(Records from a collection)

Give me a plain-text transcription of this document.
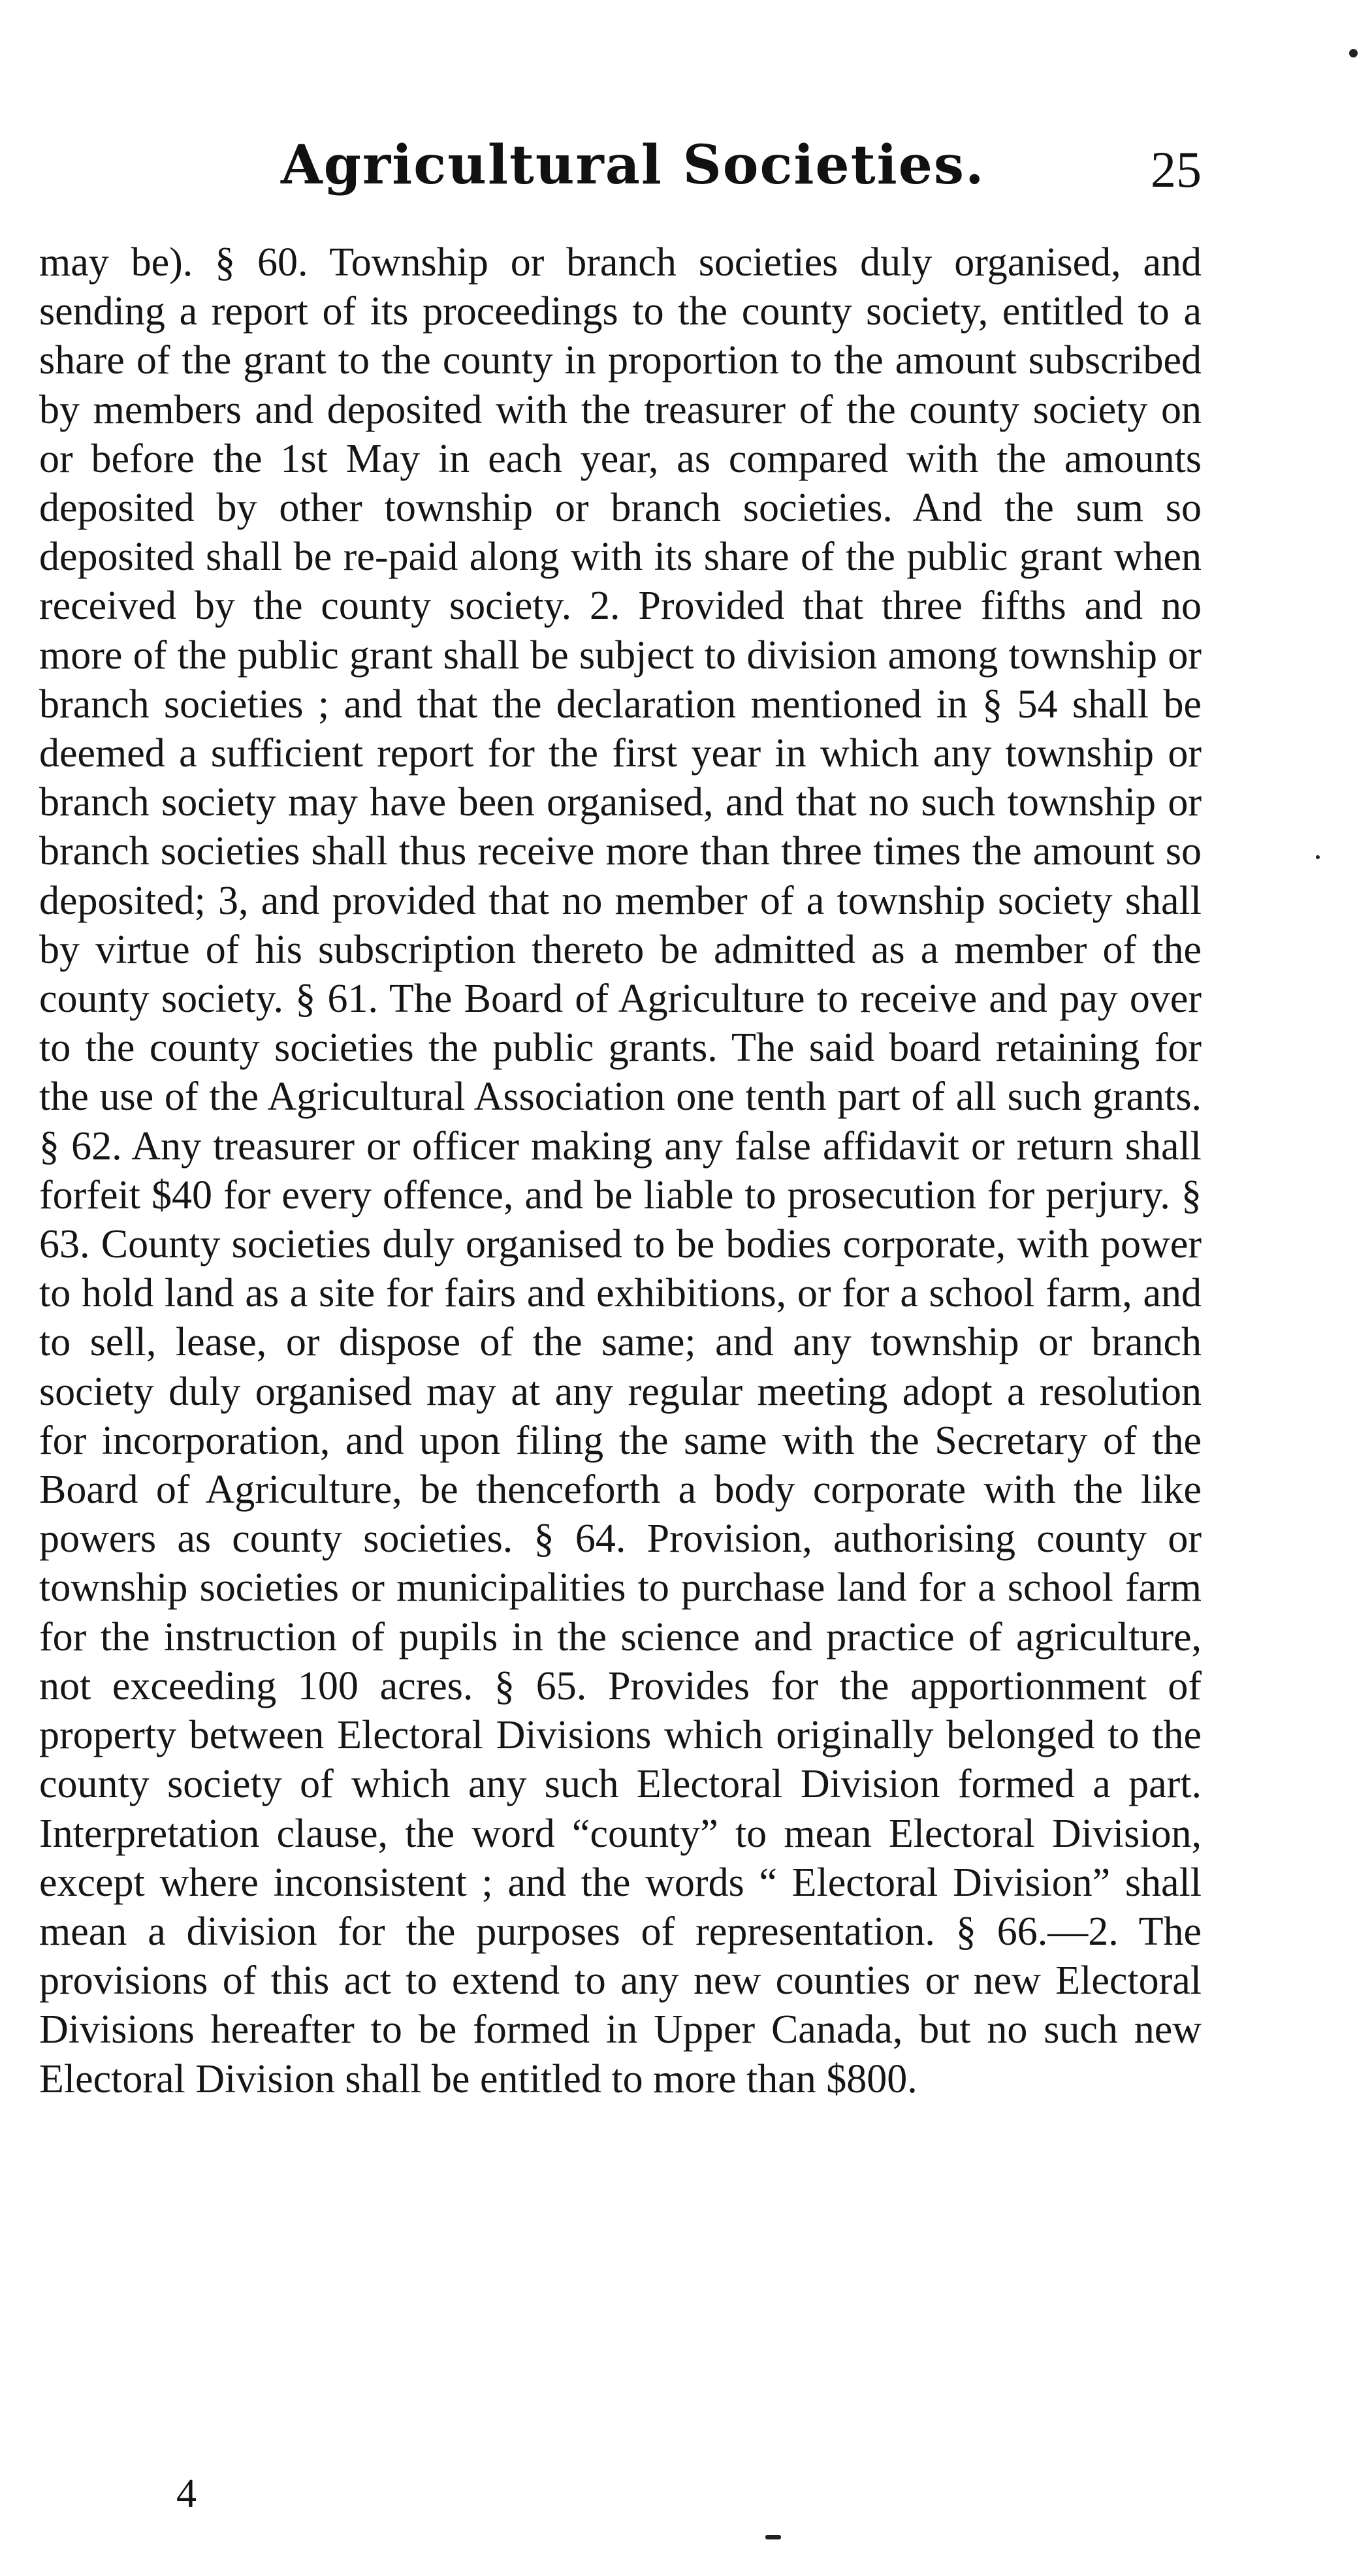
Agricultural Societies.	25

may be). § 60. Township or branch societies duly organised, and sending a report of its proceedings to the county society, entitled to a share of the grant to the county in proportion to the amount subscribed by members and deposited with the treasurer of the county society on or before the 1st May in each year, as compared with the amounts deposited by other township or branch societies. And the sum so deposited shall be re-paid along with its share of the public grant when received by the county society. 2. Provided that three fifths and no more of the public grant shall be subject to division among township or branch societies ; and that the declaration mentioned in § 54 shall be deemed a sufficient report for the first year in which any township or branch society may have been organised, and that no such township or branch societies shall thus receive more than three times the amount so deposited; 3, and provided that no member of a township society shall by virtue of his subscription thereto be admitted as a member of the county society. § 61. The Board of Agriculture to receive and pay over to the county societies the public grants. The said board retaining for the use of the Agricultural Association one tenth part of all such grants. § 62. Any treasurer or officer making any false affidavit or return shall forfeit $40 for every offence, and be liable to prosecution for perjury. § 63. County societies duly organised to be bodies corporate, with power to hold land as a site for fairs and exhibitions, or for a school farm, and to sell, lease, or dispose of the same; and any township or branch society duly organised may at any regular meeting adopt a resolution for incorporation, and upon filing the same with the Secretary of the Board of Agriculture, be thenceforth a body corporate with the like powers as county societies. § 64. Provision, authorising county or township societies or municipalities to purchase land for a school farm for the instruction of pupils in the science and practice of agriculture, not exceeding 100 acres. § 65. Provides for the apportionment of property between Electoral Divisions which originally belonged to the county society of which any such Electoral Division formed a part. Interpretation clause, the word “county” to mean Electoral Division, except where inconsistent ; and the words “ Electoral Division” shall mean a division for the purposes of representation. § 66.—2. The provisions of this act to extend to any new counties or new Electoral Divisions hereafter to be formed in Upper Canada, but no such new Electoral Division shall be entitled to more than $800.

4
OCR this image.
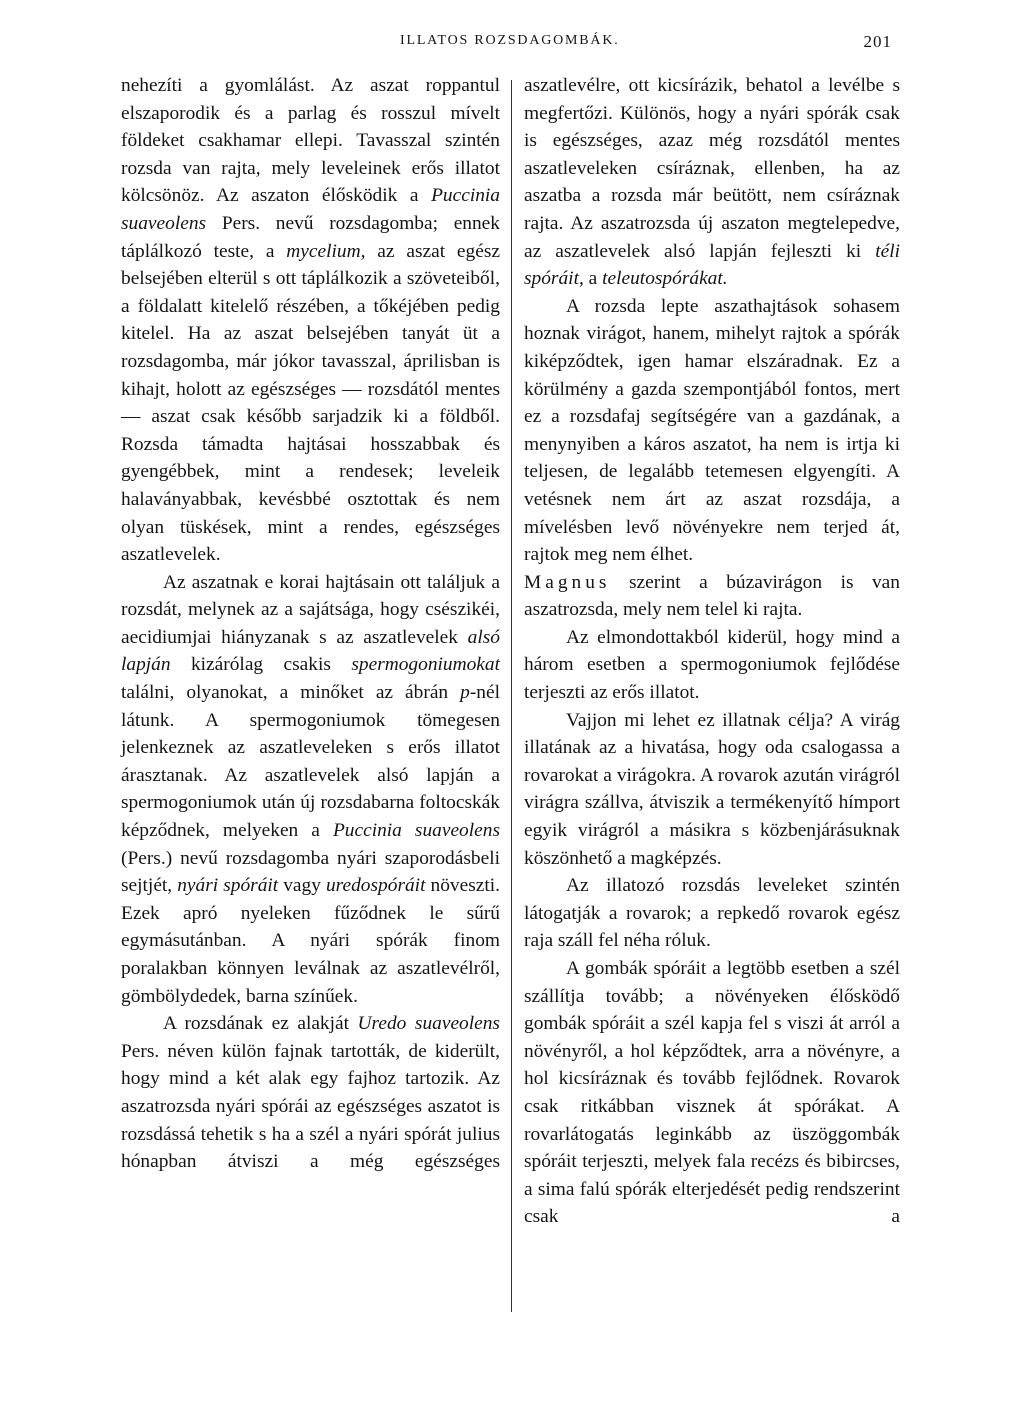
ILLATOS ROZSDAGOMBÁK.	201

nehezíti a gyomlálást. Az aszat roppantul elszaporodik és a parlag és rosszul mívelt földeket csakhamar ellepi. Tavasszal szintén rozsda van rajta, mely leveleinek erős illatot kölcsönöz. Az aszaton élősködik a Puccinia suaveolens Pers. nevű rozsdagomba; ennek táplálkozó teste, a mycelium, az aszat egész belsejében elterül s ott táplálkozik a szöveteiből, a földalatt kitelelő részében, a tőkéjében pedig kitelel. Ha az aszat belsejében tanyát üt a rozsdagomba, már jókor tavasszal, áprilisban is kihajt, holott az egészséges — rozsdától mentes — aszat csak később sarjadzik ki a földből. Rozsda támadta hajtásai hosszabbak és gyengébbek, mint a rendesek; leveleik halaványabbak, kevésbbé osztottak és nem olyan tüskések, mint a rendes, egészséges aszatlevelek.

Az aszatnak e korai hajtásain ott találjuk a rozsdát, melynek az a sajátsága, hogy csészikéi, aecidiumjai hiányzanak s az aszatlevelek alsó lapján kizárólag csakis spermogoniumokat találni, olyanokat, a minőket az ábrán p-nél látunk. A spermogoniumok tömegesen jelenkeznek az aszatleveleken s erős illatot árasztanak. Az aszatlevelek alsó lapján a spermogoniumok után új rozsdabarna foltocskák képződnek, melyeken a Puccinia suaveolens (Pers.) nevű rozsdagomba nyári szaporodásbeli sejtjét, nyári spóráit vagy uredospóráit növeszti. Ezek apró nyeleken fűződnek le sűrű egymásutánban. A nyári spórák finom poralakban könnyen leválnak az aszatlevélről, gömbölydedek, barna színűek.

A rozsdának ez alakját Uredo suaveolens Pers. néven külön fajnak tartották, de kiderült, hogy mind a két alak egy fajhoz tartozik. Az aszatrozsda nyári spórái az egészséges aszatot is rozsdássá tehetik s ha a szél a nyári spórát julius hónapban átviszi a még egészséges

aszatlevélre, ott kicsírázik, behatol a levélbe s megfertőzi. Különös, hogy a nyári spórák csak is egészséges, azaz még rozsdától mentes aszatleveleken csíráznak, ellenben, ha az aszatba a rozsda már beütött, nem csíráznak rajta. Az aszatrozsda új aszaton megtelepedve, az aszatlevelek alsó lapján fejleszti ki téli spóráit, a teleutospórákat.

A rozsda lepte aszathajtások sohasem hoznak virágot, hanem, mihelyt rajtok a spórák kiképződtek, igen hamar elszáradnak. Ez a körülmény a gazda szempontjából fontos, mert ez a rozsdafaj segítségére van a gazdának, a menynyiben a káros aszatot, ha nem is irtja ki teljesen, de legalább tetemesen elgyengíti. A vetésnek nem árt az aszat rozsdája, a mívelésben levő növényekre nem terjed át, rajtok meg nem élhet.

Magnus szerint a búzavirágon is van aszatrozsda, mely nem telel ki rajta.

Az elmondottakból kiderül, hogy mind a három esetben a spermogoniumok fejlődése terjeszti az erős illatot.

Vajjon mi lehet ez illatnak célja? A virág illatának az a hivatása, hogy oda csalogassa a rovarokat a virágokra. A rovarok azután virágról virágra szállva, átviszik a termékenyítő hímport egyik virágról a másikra s közbenjárásuknak köszönhető a magképzés.

Az illatozó rozsdás leveleket szintén látogatják a rovarok; a repkedő rovarok egész raja száll fel néha róluk.

A gombák spóráit a legtöbb esetben a szél szállítja tovább; a növényeken élősködő gombák spóráit a szél kapja fel s viszi át arról a növényről, a hol képződtek, arra a növényre, a hol kicsíráznak és tovább fejlődnek. Rovarok csak ritkábban visznek át spórákat. A rovarlátogatás leginkább az üszöggombák spóráit terjeszti, melyek fala recézs és bibircses, a sima falú spórák elterjedését pedig rendszerint csak a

### WHAT YOU HAVE TO DO
Report each line in the data that holds the word "mentes".

### COMPLETE RESPONSE
nehezíti a gyomlálást. Az aszat roppantul elszaporodik és a parlag és rosszul mívelt földeket csakhamar ellepi. Tavasszal szintén rozsda van rajta, mely leveleinek erős illatot kölcsönöz. Az aszaton élősködik a Puccinia suaveolens Pers. nevű rozsdagomba; ennek táplálkozó teste, a mycelium, az aszat egész belsejében elterül s ott táplálkozik a szöveteiből, a földalatt kitelelő részében, a tőkéjében pedig kitelel. Ha az aszat belsejében tanyát üt a rozsdagomba, már jókor tavasszal, áprilisban is kihajt, holott az egészséges — rozsdától mentes — aszat csak később sarjadzik ki a földből. Rozsda támadta hajtásai hosszabbak és gyengébbek, mint a rendesek; leveleik halaványabbak, kevésbbé osztottak és nem olyan tüskések, mint a rendes, egészséges aszatlevelek.
aszatlevélre, ott kicsírázik, behatol a levélbe s megfertőzi. Különös, hogy a nyári spórák csak is egészséges, azaz még rozsdától mentes aszatleveleken csíráznak, ellenben, ha az aszatba a rozsda már beütött, nem csíráznak rajta. Az aszatrozsda új aszaton megtelepedve, az aszatlevelek alsó lapján fejleszti ki téli spóráit, a teleutospórákat.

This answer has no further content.